◆ **PROMPT**
Copy each line below that includes "Mast".

◆ **DATA SHOWN**
◇ ◇ ◇

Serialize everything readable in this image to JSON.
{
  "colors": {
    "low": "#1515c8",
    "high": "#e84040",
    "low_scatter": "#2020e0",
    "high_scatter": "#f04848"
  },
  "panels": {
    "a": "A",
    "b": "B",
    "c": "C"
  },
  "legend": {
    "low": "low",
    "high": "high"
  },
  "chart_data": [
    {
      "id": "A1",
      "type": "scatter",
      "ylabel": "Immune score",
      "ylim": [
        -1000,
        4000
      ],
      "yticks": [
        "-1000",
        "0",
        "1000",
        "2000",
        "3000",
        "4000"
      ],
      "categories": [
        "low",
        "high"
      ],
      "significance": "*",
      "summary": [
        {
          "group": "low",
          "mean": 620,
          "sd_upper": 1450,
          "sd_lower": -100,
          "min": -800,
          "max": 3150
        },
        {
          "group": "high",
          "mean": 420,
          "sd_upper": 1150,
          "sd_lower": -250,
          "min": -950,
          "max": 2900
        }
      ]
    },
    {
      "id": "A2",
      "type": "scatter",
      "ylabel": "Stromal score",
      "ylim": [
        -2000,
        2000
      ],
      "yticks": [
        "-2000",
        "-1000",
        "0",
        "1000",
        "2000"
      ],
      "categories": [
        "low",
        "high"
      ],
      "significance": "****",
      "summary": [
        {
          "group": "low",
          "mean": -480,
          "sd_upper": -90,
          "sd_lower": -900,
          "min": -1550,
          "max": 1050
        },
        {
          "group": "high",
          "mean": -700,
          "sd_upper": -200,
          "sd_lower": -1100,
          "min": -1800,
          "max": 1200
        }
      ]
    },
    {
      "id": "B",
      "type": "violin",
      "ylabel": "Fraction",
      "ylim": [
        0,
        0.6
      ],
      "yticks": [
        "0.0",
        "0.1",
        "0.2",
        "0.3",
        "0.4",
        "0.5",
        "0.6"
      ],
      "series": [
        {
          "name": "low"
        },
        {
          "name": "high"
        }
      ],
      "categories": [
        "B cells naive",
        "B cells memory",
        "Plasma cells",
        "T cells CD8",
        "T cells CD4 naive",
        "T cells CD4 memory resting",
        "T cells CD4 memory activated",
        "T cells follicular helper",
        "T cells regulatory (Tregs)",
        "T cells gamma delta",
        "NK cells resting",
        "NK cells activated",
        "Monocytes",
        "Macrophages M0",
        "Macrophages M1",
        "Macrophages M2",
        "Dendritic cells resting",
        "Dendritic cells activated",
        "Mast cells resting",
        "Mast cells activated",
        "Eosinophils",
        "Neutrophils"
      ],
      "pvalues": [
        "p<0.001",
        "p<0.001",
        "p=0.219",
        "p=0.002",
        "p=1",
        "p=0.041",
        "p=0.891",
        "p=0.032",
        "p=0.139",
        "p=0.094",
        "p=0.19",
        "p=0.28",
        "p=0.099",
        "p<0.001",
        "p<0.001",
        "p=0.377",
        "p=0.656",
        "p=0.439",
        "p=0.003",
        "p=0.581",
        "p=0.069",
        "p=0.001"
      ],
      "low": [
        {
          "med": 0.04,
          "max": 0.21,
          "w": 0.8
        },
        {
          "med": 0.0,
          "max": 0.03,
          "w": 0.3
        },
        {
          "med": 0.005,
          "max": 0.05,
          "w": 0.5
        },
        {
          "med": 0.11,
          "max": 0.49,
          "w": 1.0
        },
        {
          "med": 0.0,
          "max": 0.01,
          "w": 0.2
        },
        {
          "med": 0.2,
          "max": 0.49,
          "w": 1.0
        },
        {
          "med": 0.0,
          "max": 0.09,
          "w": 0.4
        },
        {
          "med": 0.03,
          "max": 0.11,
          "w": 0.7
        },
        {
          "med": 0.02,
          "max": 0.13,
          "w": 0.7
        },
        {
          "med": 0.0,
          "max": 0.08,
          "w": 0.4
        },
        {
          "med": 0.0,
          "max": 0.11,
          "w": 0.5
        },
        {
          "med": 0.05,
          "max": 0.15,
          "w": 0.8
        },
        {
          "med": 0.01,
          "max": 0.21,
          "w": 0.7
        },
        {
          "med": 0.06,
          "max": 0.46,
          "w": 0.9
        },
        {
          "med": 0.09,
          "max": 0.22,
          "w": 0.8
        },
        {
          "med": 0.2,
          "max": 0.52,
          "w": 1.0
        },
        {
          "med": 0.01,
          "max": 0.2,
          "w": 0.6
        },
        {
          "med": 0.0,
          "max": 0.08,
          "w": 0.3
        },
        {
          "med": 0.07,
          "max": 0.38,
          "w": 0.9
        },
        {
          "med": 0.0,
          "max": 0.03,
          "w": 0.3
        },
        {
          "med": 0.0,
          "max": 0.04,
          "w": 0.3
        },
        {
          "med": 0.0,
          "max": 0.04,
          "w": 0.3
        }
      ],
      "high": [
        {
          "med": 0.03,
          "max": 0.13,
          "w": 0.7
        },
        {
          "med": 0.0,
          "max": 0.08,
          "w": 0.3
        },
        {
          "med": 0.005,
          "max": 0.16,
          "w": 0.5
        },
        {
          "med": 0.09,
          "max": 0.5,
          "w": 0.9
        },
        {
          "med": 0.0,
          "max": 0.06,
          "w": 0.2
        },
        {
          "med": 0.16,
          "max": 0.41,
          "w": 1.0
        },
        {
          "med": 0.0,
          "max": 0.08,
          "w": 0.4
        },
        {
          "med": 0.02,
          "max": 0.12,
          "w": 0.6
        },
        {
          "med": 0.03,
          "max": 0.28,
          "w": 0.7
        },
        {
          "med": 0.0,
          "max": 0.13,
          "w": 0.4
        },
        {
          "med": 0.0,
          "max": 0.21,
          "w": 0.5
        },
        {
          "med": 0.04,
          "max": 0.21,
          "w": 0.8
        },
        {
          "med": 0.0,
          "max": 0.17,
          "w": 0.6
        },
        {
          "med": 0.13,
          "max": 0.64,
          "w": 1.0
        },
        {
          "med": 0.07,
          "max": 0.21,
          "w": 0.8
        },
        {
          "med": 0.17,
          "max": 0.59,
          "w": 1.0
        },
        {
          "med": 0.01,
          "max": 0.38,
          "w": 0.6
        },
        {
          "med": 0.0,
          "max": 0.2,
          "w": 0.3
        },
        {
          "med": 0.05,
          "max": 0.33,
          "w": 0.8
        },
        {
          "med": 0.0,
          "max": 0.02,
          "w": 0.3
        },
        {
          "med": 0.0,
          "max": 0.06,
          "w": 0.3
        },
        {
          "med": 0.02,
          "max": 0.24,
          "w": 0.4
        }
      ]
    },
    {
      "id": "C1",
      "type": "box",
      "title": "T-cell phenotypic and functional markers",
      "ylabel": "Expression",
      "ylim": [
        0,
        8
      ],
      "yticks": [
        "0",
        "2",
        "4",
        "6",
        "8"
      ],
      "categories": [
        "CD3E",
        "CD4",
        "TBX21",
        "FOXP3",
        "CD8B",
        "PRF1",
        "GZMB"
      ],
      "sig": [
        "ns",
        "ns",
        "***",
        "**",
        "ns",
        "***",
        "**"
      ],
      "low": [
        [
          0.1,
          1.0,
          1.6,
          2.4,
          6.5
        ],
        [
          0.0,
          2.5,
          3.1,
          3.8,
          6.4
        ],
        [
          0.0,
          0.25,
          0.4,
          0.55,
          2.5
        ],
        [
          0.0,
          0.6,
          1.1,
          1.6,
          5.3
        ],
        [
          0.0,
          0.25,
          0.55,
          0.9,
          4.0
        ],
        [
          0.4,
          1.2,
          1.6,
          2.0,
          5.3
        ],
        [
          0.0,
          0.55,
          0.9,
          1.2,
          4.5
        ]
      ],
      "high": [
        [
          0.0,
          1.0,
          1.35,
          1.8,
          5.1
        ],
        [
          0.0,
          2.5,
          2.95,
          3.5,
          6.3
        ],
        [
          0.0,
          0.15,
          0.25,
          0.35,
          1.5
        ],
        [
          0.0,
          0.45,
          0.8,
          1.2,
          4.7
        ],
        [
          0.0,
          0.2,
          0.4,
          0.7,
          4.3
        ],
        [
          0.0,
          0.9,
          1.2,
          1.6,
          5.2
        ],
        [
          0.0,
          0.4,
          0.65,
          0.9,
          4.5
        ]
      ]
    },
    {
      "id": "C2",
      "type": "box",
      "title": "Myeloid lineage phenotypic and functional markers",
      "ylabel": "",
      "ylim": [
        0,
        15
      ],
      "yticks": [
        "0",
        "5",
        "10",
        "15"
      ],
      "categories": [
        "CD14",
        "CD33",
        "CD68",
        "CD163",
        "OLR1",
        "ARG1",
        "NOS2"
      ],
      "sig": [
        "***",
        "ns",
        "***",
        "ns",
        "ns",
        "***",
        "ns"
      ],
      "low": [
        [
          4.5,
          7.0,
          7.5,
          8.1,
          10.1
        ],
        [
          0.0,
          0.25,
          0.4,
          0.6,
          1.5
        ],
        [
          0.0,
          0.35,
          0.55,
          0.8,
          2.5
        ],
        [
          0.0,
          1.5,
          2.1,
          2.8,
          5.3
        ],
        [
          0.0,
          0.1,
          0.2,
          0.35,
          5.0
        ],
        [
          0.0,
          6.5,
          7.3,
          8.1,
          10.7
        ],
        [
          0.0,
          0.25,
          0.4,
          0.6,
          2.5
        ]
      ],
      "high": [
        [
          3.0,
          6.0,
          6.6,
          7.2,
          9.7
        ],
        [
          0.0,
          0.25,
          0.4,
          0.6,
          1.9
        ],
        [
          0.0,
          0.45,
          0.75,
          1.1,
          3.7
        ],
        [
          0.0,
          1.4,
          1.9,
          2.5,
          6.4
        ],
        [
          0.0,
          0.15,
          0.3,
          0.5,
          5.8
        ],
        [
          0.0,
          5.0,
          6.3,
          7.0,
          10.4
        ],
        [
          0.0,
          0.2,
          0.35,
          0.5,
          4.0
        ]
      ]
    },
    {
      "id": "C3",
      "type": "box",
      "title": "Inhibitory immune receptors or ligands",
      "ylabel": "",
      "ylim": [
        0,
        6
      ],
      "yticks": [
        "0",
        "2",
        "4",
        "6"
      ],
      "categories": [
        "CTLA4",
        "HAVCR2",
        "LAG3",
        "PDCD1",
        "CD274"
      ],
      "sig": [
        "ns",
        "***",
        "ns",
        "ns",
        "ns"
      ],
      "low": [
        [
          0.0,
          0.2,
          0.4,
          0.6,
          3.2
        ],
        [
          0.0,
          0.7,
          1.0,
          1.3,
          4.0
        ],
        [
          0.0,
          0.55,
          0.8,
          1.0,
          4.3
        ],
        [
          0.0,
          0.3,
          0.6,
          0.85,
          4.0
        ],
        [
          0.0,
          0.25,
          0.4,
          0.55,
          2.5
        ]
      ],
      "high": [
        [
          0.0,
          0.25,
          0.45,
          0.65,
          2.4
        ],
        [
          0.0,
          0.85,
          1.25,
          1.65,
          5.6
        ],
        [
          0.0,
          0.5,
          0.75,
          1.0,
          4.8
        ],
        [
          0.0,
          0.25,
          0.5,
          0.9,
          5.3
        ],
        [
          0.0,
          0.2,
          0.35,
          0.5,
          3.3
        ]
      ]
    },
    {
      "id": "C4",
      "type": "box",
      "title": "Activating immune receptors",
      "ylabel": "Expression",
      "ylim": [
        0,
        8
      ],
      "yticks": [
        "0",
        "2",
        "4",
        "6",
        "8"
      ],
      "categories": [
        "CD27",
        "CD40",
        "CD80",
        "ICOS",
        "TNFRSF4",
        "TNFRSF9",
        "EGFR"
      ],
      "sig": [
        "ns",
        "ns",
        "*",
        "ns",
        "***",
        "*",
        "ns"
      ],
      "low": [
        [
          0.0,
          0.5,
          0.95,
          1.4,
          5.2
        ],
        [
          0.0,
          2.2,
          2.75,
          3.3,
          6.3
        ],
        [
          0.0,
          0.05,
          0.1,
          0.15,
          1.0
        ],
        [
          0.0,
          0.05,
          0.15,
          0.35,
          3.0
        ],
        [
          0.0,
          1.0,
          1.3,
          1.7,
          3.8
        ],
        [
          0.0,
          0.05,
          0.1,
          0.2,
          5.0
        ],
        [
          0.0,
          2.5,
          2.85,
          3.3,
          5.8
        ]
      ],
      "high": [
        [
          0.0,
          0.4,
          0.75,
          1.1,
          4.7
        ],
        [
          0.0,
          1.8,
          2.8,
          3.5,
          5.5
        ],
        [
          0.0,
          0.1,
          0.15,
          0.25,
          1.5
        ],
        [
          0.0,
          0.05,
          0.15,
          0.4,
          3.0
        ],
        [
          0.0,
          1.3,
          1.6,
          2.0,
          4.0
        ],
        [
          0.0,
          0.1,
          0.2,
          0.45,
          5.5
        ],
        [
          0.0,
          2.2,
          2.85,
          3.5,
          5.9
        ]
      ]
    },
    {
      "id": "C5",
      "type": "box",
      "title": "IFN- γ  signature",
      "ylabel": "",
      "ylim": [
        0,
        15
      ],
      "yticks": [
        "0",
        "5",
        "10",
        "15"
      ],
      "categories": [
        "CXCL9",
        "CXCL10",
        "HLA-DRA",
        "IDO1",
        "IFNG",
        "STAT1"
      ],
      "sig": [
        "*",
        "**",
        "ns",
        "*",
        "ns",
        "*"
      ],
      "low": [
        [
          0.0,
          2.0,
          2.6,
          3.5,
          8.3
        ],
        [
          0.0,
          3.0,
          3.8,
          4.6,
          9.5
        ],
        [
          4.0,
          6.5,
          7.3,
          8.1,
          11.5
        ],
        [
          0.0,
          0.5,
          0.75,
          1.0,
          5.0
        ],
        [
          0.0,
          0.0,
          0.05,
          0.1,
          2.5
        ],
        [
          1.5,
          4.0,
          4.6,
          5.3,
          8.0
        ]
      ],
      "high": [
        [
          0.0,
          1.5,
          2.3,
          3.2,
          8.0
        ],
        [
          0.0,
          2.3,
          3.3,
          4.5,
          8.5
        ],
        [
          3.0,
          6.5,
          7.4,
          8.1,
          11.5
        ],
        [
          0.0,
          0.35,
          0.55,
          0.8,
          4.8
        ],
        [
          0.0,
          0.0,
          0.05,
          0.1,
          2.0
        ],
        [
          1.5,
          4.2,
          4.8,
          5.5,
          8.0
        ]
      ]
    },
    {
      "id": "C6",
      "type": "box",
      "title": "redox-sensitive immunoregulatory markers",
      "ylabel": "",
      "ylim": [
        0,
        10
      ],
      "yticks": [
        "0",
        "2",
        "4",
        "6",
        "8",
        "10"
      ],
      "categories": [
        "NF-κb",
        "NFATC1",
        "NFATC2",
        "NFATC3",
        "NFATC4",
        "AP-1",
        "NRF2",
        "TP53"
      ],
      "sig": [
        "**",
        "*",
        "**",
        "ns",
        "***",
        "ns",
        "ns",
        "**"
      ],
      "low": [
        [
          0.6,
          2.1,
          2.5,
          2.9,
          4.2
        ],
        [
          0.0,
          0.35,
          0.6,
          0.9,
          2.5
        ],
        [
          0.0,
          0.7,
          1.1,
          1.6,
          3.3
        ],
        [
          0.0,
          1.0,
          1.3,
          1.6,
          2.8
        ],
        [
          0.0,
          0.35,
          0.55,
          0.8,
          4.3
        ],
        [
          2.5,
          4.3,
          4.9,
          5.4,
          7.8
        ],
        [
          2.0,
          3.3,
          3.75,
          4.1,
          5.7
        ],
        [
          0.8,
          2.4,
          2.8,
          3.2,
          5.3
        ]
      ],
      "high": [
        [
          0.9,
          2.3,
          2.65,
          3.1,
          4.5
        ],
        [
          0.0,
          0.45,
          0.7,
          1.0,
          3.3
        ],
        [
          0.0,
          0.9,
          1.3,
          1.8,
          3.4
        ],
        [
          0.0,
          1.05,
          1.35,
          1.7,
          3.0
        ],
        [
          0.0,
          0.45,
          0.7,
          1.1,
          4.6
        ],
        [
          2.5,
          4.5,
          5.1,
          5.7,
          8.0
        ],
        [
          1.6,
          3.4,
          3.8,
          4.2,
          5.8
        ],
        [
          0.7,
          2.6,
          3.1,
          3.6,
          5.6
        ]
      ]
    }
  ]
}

◇ ◇ ◇

◆ **THE COMPLETED TASK**
        "Mast cells resting",
        "Mast cells activated",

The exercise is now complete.